Exercise details - Note each line where "under" appears, and copy it.

Extracted records -
<<<<

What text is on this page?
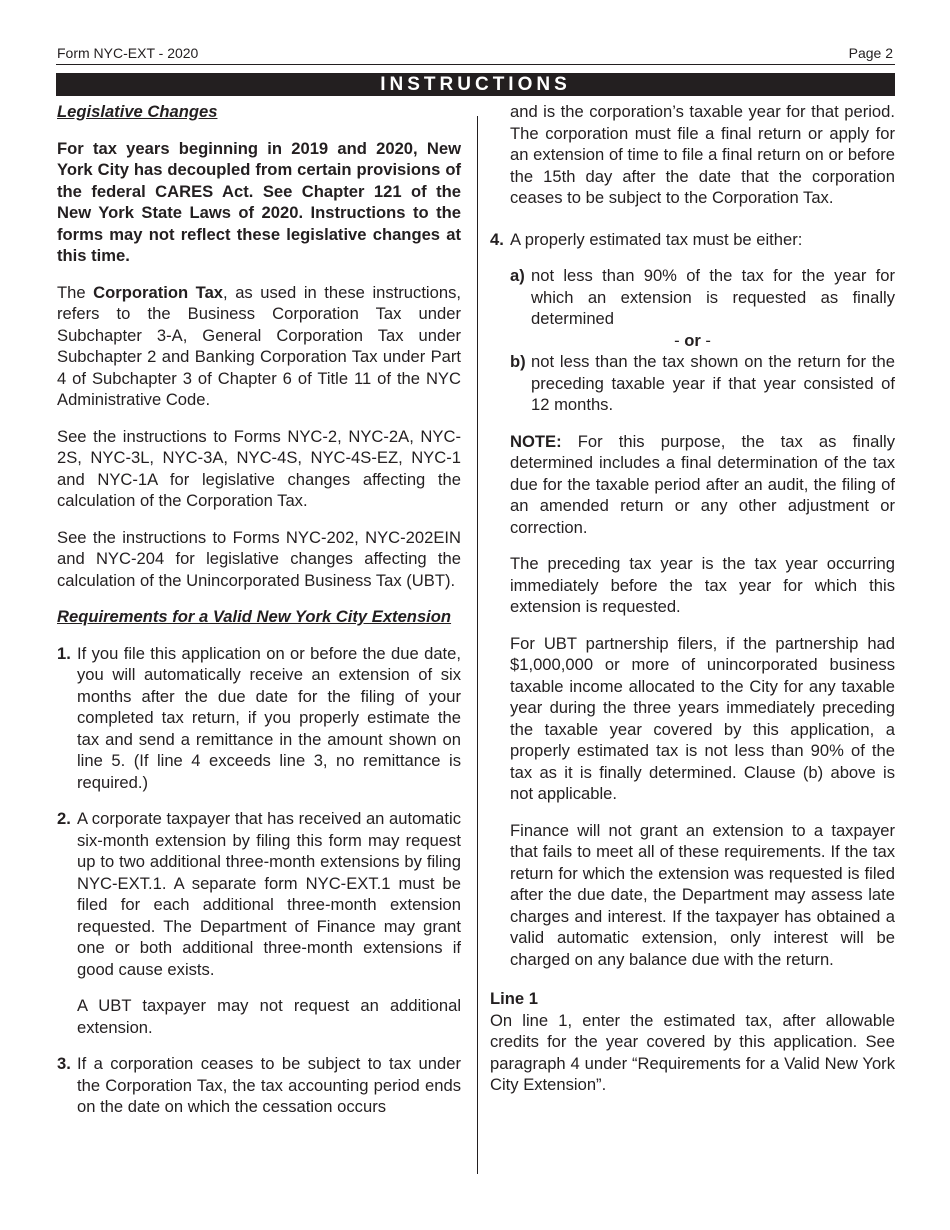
Form NYC-EXT - 2020	Page 2
INSTRUCTIONS
Legislative Changes

For tax years beginning in 2019 and 2020, New York City has decoupled from certain provisions of the federal CARES Act. See Chapter 121 of the New York State Laws of 2020. Instructions to the forms may not reflect these legislative changes at this time.

The Corporation Tax, as used in these instructions, refers to the Business Corporation Tax under Subchapter 3-A, General Corporation Tax under Subchapter 2 and Banking Corporation Tax under Part 4 of Subchapter 3 of Chapter 6 of Title 11 of the NYC Administrative Code.

See the instructions to Forms NYC-2, NYC-2A, NYC-2S, NYC-3L, NYC-3A, NYC-4S, NYC-4S-EZ, NYC-1 and NYC-1A for legislative changes affecting the calculation of the Corporation Tax.

See the instructions to Forms NYC-202, NYC-202EIN and NYC-204 for legislative changes affecting the calculation of the Unincorporated Business Tax (UBT).

Requirements for a Valid New York City Extension
1. If you file this application on or before the due date, you will automatically receive an extension of six months after the due date for the filing of your completed tax return, if you properly estimate the tax and send a remittance in the amount shown on line 5. (If line 4 exceeds line 3, no remittance is required.)
2. A corporate taxpayer that has received an automatic six-month extension by filing this form may request up to two additional three-month extensions by filing NYC-EXT.1. A separate form NYC-EXT.1 must be filed for each additional three-month extension requested. The Department of Finance may grant one or both additional three-month extensions if good cause exists.

A UBT taxpayer may not request an additional extension.

3. If a corporation ceases to be subject to tax under the Corporation Tax, the tax accounting period ends on the date on which the cessation occurs

and is the corporation’s taxable year for that period. The corporation must file a final return or apply for an extension of time to file a final return on or before the 15th day after the date that the corporation ceases to be subject to the Corporation Tax.

4. A properly estimated tax must be either:
a) not less than 90% of the tax for the year for which an extension is requested as finally determined

- or -

b) not less than the tax shown on the return for the preceding taxable year if that year consisted of 12 months.

NOTE: For this purpose, the tax as finally determined includes a final determination of the tax due for the taxable period after an audit, the filing of an amended return or any other adjustment or correction.

The preceding tax year is the tax year occurring immediately before the tax year for which this extension is requested.

For UBT partnership filers, if the partnership had $1,000,000 or more of unincorporated business taxable income allocated to the City for any taxable year during the three years immediately preceding the taxable year covered by this application, a properly estimated tax is not less than 90% of the tax as it is finally determined. Clause (b) above is not applicable.

Finance will not grant an extension to a taxpayer that fails to meet all of these requirements. If the tax return for which the extension was requested is filed after the due date, the Department may assess late charges and interest. If the taxpayer has obtained a valid automatic extension, only interest will be charged on any balance due with the return.

Line 1

On line 1, enter the estimated tax, after allowable credits for the year covered by this application. See paragraph 4 under “Requirements for a Valid New York City Extension”.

>>>>

Task response -
The Corporation Tax, as used in these instructions, refers to the Business Corporation Tax under Subchapter 3-A, General Corporation Tax under Subchapter 2 and Banking Corporation Tax under Part 4 of Subchapter 3 of Chapter 6 of Title 11 of the NYC Administrative Code.
3. If a corporation ceases to be subject to tax under the Corporation Tax, the tax accounting period ends on the date on which the cessation occurs
On line 1, enter the estimated tax, after allowable credits for the year covered by this application. See paragraph 4 under “Requirements for a Valid New York City Extension”.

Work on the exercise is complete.